> _Written problem_:
Scan the data that follows and count the lines with the string "cold"; answer with the count alone.
--- begin Rows ---
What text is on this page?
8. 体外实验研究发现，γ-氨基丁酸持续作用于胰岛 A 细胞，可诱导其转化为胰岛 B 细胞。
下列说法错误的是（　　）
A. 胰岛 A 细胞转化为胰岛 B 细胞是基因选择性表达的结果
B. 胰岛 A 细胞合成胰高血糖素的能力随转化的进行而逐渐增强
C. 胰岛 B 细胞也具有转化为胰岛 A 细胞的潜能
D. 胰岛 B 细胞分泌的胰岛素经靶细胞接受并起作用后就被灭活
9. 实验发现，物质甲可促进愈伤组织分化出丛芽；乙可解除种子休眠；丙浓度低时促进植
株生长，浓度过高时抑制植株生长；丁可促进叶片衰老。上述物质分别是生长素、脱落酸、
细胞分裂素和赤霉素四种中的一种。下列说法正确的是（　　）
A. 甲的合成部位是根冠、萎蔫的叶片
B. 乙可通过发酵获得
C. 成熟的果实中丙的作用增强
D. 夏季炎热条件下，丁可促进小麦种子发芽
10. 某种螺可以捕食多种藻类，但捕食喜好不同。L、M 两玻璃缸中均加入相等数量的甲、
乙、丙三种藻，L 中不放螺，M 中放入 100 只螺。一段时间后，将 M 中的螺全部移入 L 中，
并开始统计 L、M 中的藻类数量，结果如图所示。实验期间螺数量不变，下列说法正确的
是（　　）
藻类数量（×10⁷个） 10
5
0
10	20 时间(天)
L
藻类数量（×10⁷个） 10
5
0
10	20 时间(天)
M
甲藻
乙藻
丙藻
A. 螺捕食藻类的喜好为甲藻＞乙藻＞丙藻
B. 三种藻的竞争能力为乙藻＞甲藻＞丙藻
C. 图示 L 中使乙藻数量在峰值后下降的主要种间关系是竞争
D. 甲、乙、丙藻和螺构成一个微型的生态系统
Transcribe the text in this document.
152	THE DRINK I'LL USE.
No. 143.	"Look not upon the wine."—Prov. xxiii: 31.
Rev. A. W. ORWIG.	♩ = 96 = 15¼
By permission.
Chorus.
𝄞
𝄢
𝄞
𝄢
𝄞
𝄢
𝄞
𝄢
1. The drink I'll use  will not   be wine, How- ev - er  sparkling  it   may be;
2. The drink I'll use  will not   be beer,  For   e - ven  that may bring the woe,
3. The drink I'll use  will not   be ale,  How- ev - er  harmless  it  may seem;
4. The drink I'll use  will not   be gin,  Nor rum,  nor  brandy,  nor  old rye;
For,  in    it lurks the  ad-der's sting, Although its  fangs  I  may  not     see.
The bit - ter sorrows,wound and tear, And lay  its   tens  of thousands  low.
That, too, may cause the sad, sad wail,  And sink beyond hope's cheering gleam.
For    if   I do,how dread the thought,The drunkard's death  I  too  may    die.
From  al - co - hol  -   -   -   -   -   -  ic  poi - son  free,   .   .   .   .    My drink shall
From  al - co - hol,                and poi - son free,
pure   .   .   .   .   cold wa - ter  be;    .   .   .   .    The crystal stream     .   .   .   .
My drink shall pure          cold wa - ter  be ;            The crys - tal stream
--- end Rows ---
> _Result for this exercise_:
2